Instructions to follow
Find how many lines in the data below include the word "code", then write only that number.

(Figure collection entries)
-- Begin --

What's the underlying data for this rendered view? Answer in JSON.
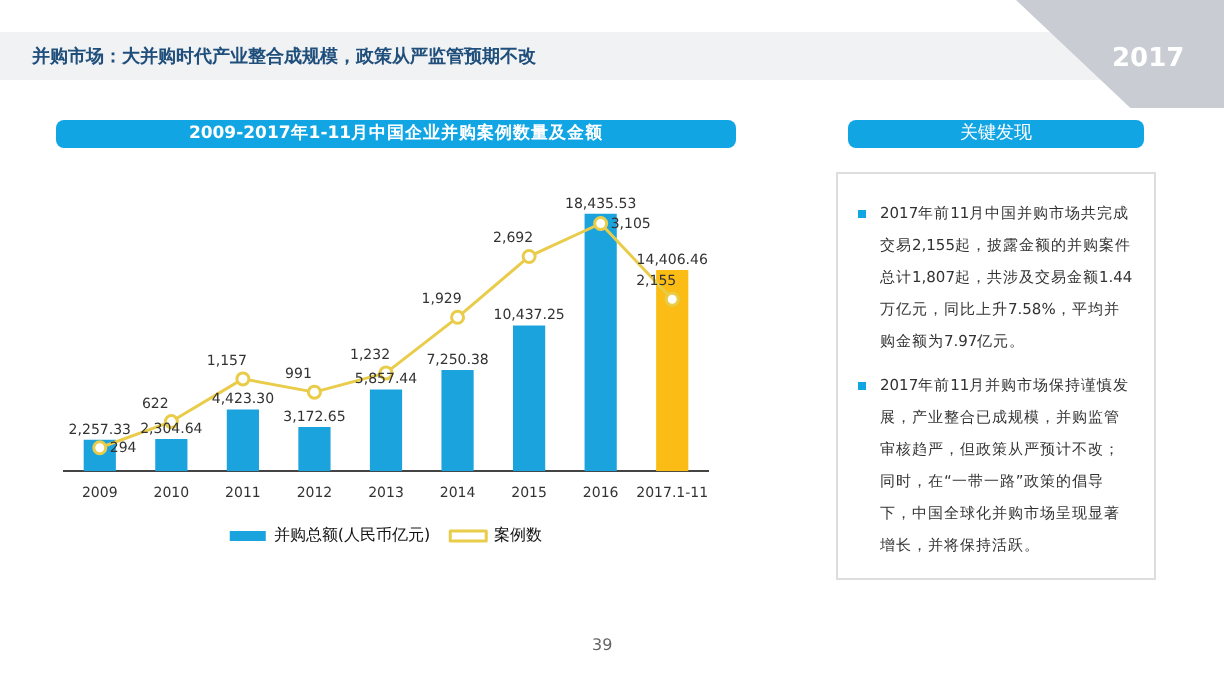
{
  "chart_data": [
    {
      "type": "bar",
      "title": "2009-2017年1-11月中国企业并购案例数量及金额",
      "annotations": [
        "并购市场：大并购时代产业整合成规模，政策从严监管预期不改",
        "2017",
        "39"
      ],
      "categories": [
        "2009",
        "2010",
        "2011",
        "2012",
        "2013",
        "2014",
        "2015",
        "2016",
        "2017.1-11"
      ],
      "series": [
        {
          "name": "并购总额(人民币亿元)",
          "type": "bar",
          "colors": [
            "#1aa3dc",
            "#1aa3dc",
            "#1aa3dc",
            "#1aa3dc",
            "#1aa3dc",
            "#1aa3dc",
            "#1aa3dc",
            "#1aa3dc",
            "#fbbd15"
          ],
          "values": [
            2257.33,
            2304.64,
            4423.3,
            3172.65,
            5857.44,
            7250.38,
            10437.25,
            18435.53,
            14406.46
          ],
          "value_labels": [
            "2,257.33",
            "2,304.64",
            "4,423.30",
            "3,172.65",
            "5,857.44",
            "7,250.38",
            "10,437.25",
            "18,435.53",
            "14,406.46"
          ]
        },
        {
          "name": "案例数",
          "type": "line",
          "axis": "y2",
          "color": "#e9cc4a",
          "marker": "circle",
          "values": [
            294,
            622,
            1157,
            991,
            1232,
            1929,
            2692,
            3105,
            2155
          ],
          "value_labels": [
            "294",
            "622",
            "1,157",
            "991",
            "1,232",
            "1,929",
            "2,692",
            "3,105",
            "2,155"
          ]
        }
      ],
      "legend": "bottom",
      "tick_labels": "x",
      "grid": false
    },
    {
      "type": "other",
      "title": "关键发现",
      "annotations": [
        "2017年前11月中国并购市场共完成交易2,155起，披露金额的并购案件总计1,807起，共涉及交易金额1.44万亿元，同比上升7.58%，平均并购金额为7.97亿元。",
        "2017年前11月并购市场保持谨慎发展，产业整合已成规模，并购监管审核趋严，但政策从严预计不改；同时，在“一带一路”政策的倡导下，中国全球化并购市场呈现显著增长，并将保持活跃。"
      ]
    }
  ]
}
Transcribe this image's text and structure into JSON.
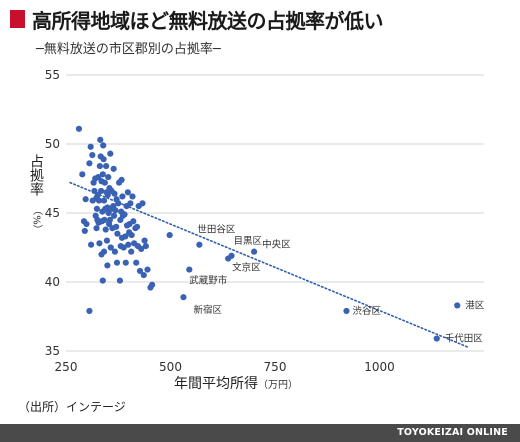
{
  "header": {
    "title": "高所得地域ほど無料放送の占拠率が低い",
    "subtitle": "─無料放送の市区郡別の占拠率─"
  },
  "source": "（出所）インテージ",
  "footer": "TOYOKEIZAI ONLINE",
  "colors": {
    "title_mark": "#c8102e",
    "point": "#3a62b4",
    "trend": "#2f5fae",
    "footer_bg": "#4a4a4a"
  },
  "chart_data": {
    "type": "scatter",
    "xlabel_main": "年間平均所得",
    "xlabel_unit": "（万円）",
    "ylabel_main": "占拠率",
    "ylabel_unit": "（%）",
    "xlim": [
      250,
      1250
    ],
    "ylim": [
      35,
      55
    ],
    "xticks": [
      250,
      500,
      750,
      1000
    ],
    "yticks": [
      35,
      40,
      45,
      50,
      55
    ],
    "trendline": {
      "style": "dotted",
      "from": [
        260,
        47.2
      ],
      "to": [
        1210,
        35.3
      ]
    },
    "labeled_points": [
      {
        "label": "世田谷区",
        "x": 569,
        "y": 42.7
      },
      {
        "label": "目黒区",
        "x": 646,
        "y": 41.9
      },
      {
        "label": "中央区",
        "x": 700,
        "y": 42.2
      },
      {
        "label": "文京区",
        "x": 638,
        "y": 41.7
      },
      {
        "label": "武蔵野市",
        "x": 545,
        "y": 40.9
      },
      {
        "label": "新宿区",
        "x": 531,
        "y": 38.9
      },
      {
        "label": "渋谷区",
        "x": 921,
        "y": 37.9
      },
      {
        "label": "港区",
        "x": 1186,
        "y": 38.3
      },
      {
        "label": "千代田区",
        "x": 1137,
        "y": 35.9
      }
    ],
    "points": [
      [
        281,
        51.1
      ],
      [
        289,
        47.8
      ],
      [
        293,
        44.4
      ],
      [
        295,
        43.7
      ],
      [
        297,
        46.0
      ],
      [
        299,
        44.2
      ],
      [
        306,
        37.9
      ],
      [
        306,
        48.6
      ],
      [
        309,
        49.8
      ],
      [
        310,
        42.7
      ],
      [
        313,
        49.2
      ],
      [
        314,
        45.9
      ],
      [
        316,
        47.2
      ],
      [
        318,
        46.6
      ],
      [
        320,
        47.5
      ],
      [
        321,
        44.8
      ],
      [
        323,
        43.9
      ],
      [
        323,
        46.1
      ],
      [
        324,
        45.3
      ],
      [
        325,
        44.5
      ],
      [
        326,
        46.3
      ],
      [
        327,
        47.6
      ],
      [
        328,
        44.3
      ],
      [
        329,
        45.9
      ],
      [
        330,
        42.8
      ],
      [
        331,
        48.4
      ],
      [
        332,
        50.3
      ],
      [
        333,
        49.1
      ],
      [
        334,
        46.6
      ],
      [
        335,
        42.0
      ],
      [
        335,
        47.3
      ],
      [
        336,
        44.4
      ],
      [
        337,
        45.1
      ],
      [
        338,
        40.1
      ],
      [
        338,
        47.8
      ],
      [
        339,
        49.9
      ],
      [
        340,
        48.9
      ],
      [
        341,
        42.2
      ],
      [
        341,
        45.9
      ],
      [
        342,
        44.5
      ],
      [
        343,
        47.2
      ],
      [
        344,
        45.3
      ],
      [
        345,
        43.8
      ],
      [
        346,
        48.4
      ],
      [
        347,
        46.5
      ],
      [
        348,
        43.0
      ],
      [
        349,
        45.4
      ],
      [
        349,
        41.2
      ],
      [
        350,
        46.3
      ],
      [
        351,
        47.6
      ],
      [
        352,
        45.0
      ],
      [
        353,
        44.2
      ],
      [
        354,
        46.8
      ],
      [
        355,
        44.5
      ],
      [
        356,
        49.3
      ],
      [
        357,
        42.5
      ],
      [
        358,
        45.3
      ],
      [
        359,
        46.6
      ],
      [
        361,
        43.9
      ],
      [
        363,
        45.5
      ],
      [
        364,
        48.2
      ],
      [
        365,
        44.8
      ],
      [
        366,
        46.4
      ],
      [
        367,
        42.2
      ],
      [
        368,
        45.2
      ],
      [
        370,
        44.0
      ],
      [
        371,
        46.0
      ],
      [
        372,
        41.4
      ],
      [
        373,
        43.5
      ],
      [
        375,
        45.7
      ],
      [
        377,
        47.2
      ],
      [
        379,
        40.1
      ],
      [
        380,
        44.5
      ],
      [
        381,
        42.6
      ],
      [
        382,
        45.1
      ],
      [
        383,
        47.4
      ],
      [
        384,
        43.2
      ],
      [
        385,
        46.2
      ],
      [
        386,
        44.8
      ],
      [
        388,
        42.5
      ],
      [
        390,
        44.9
      ],
      [
        392,
        43.3
      ],
      [
        393,
        41.4
      ],
      [
        395,
        45.5
      ],
      [
        396,
        44.1
      ],
      [
        398,
        46.5
      ],
      [
        399,
        42.7
      ],
      [
        401,
        43.6
      ],
      [
        402,
        44.2
      ],
      [
        404,
        45.7
      ],
      [
        406,
        42.2
      ],
      [
        407,
        43.4
      ],
      [
        409,
        46.2
      ],
      [
        411,
        44.4
      ],
      [
        413,
        42.8
      ],
      [
        416,
        43.9
      ],
      [
        418,
        41.4
      ],
      [
        420,
        44.0
      ],
      [
        422,
        42.6
      ],
      [
        424,
        45.5
      ],
      [
        427,
        40.8
      ],
      [
        430,
        42.4
      ],
      [
        433,
        45.7
      ],
      [
        436,
        40.5
      ],
      [
        438,
        43.0
      ],
      [
        441,
        42.6
      ],
      [
        445,
        40.9
      ],
      [
        452,
        39.6
      ],
      [
        456,
        39.8
      ],
      [
        498,
        43.4
      ]
    ]
  }
}
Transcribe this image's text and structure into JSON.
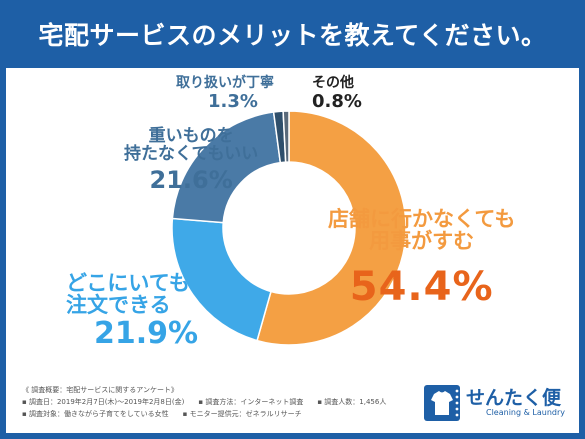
{
  "header": {
    "title": "宅配サービスのメリットを教えてください。"
  },
  "chart_data": {
    "type": "pie",
    "donut": true,
    "title": "宅配サービスのメリットを教えてください。",
    "slices": [
      {
        "label": "店舗に行かなくても用事がすむ",
        "label_line1": "店舗に行かなくても",
        "label_line2": "用事がすむ",
        "value": 54.4,
        "value_label": "54.4%",
        "color": "#f4a044"
      },
      {
        "label": "どこにいても注文できる",
        "label_line1": "どこにいても",
        "label_line2": "注文できる",
        "value": 21.9,
        "value_label": "21.9%",
        "color": "#3fa9e8"
      },
      {
        "label": "重いものを持たなくてもいい",
        "label_line1": "重いものを",
        "label_line2": "持たなくてもいい",
        "value": 21.6,
        "value_label": "21.6%",
        "color": "#4a7aa6"
      },
      {
        "label": "取り扱いが丁寧",
        "value": 1.3,
        "value_label": "1.3%",
        "color": "#2f4f6b"
      },
      {
        "label": "その他",
        "value": 0.8,
        "value_label": "0.8%",
        "color": "#5a6a7a"
      }
    ]
  },
  "footnote": {
    "heading": "《 調査概要：宅配サービスに関するアンケート》",
    "date": "▪ 調査日：2019年2月7日(木)～2019年2月8日(金)",
    "method": "▪ 調査方法：インターネット調査",
    "count": "▪ 調査人数：1,456人",
    "target": "▪ 調査対象：働きながら子育てをしている女性",
    "monitor": "▪ モニター提供元：ゼネラルリサーチ"
  },
  "logo": {
    "name": "せんたく便",
    "sub": "Cleaning & Laundry"
  }
}
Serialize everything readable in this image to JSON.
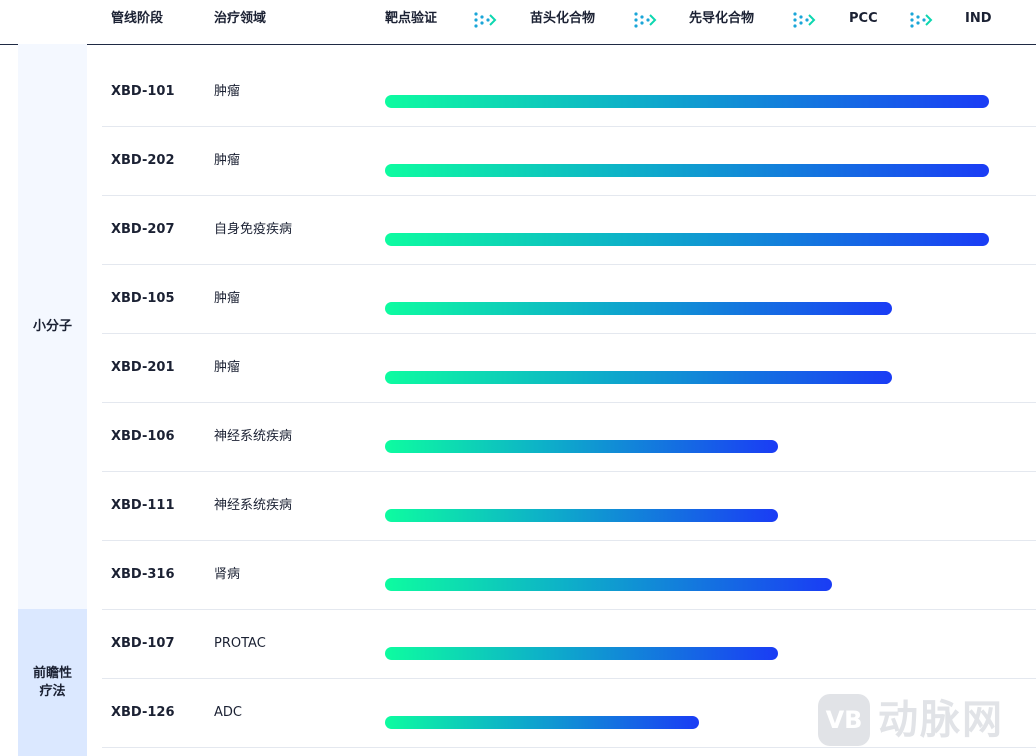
{
  "header": {
    "col_pipeline": "管线阶段",
    "col_area": "治疗领域",
    "stages": [
      "靶点验证",
      "苗头化合物",
      "先导化合物",
      "PCC",
      "IND"
    ]
  },
  "categories": {
    "small_molecule": "小分子",
    "frontier": "前瞻性疗法"
  },
  "rows": [
    {
      "code": "XBD-101",
      "area": "肿瘤",
      "progress": 1.0
    },
    {
      "code": "XBD-202",
      "area": "肿瘤",
      "progress": 1.0
    },
    {
      "code": "XBD-207",
      "area": "自身免疫疾病",
      "progress": 1.0
    },
    {
      "code": "XBD-105",
      "area": "肿瘤",
      "progress": 0.84
    },
    {
      "code": "XBD-201",
      "area": "肿瘤",
      "progress": 0.84
    },
    {
      "code": "XBD-106",
      "area": "神经系统疾病",
      "progress": 0.65
    },
    {
      "code": "XBD-111",
      "area": "神经系统疾病",
      "progress": 0.65
    },
    {
      "code": "XBD-316",
      "area": "肾病",
      "progress": 0.74
    },
    {
      "code": "XBD-107",
      "area": "PROTAC",
      "progress": 0.65
    },
    {
      "code": "XBD-126",
      "area": "ADC",
      "progress": 0.52
    }
  ],
  "colors": {
    "bar_start": "#0dfca0",
    "bar_end": "#1a3cf5",
    "category_small_bg": "#f4f8ff",
    "category_frontier_bg": "#dbe8ff"
  },
  "watermark": {
    "badge": "VB",
    "text": "动脉网"
  }
}
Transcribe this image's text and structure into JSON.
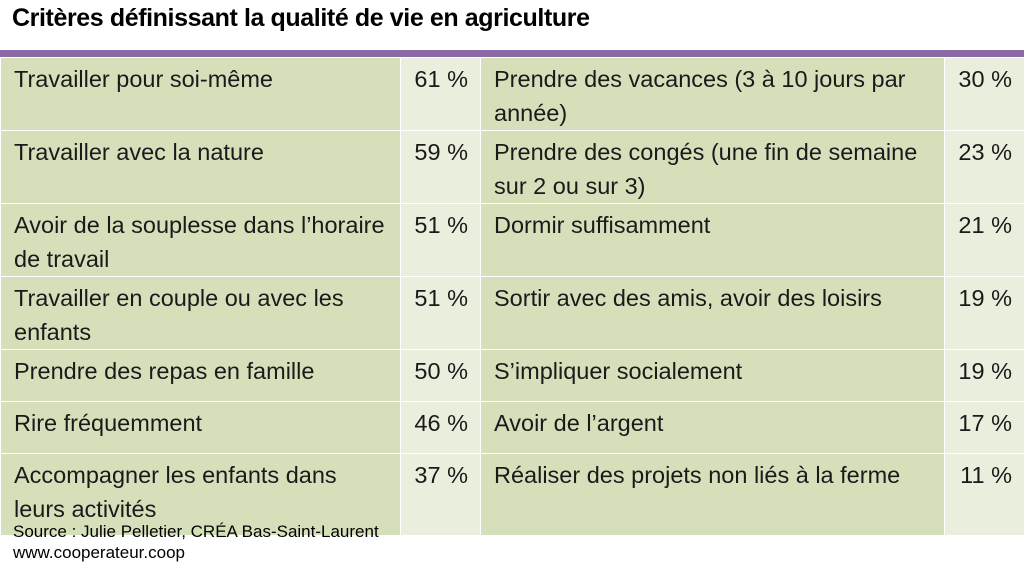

-- End --

Final result
10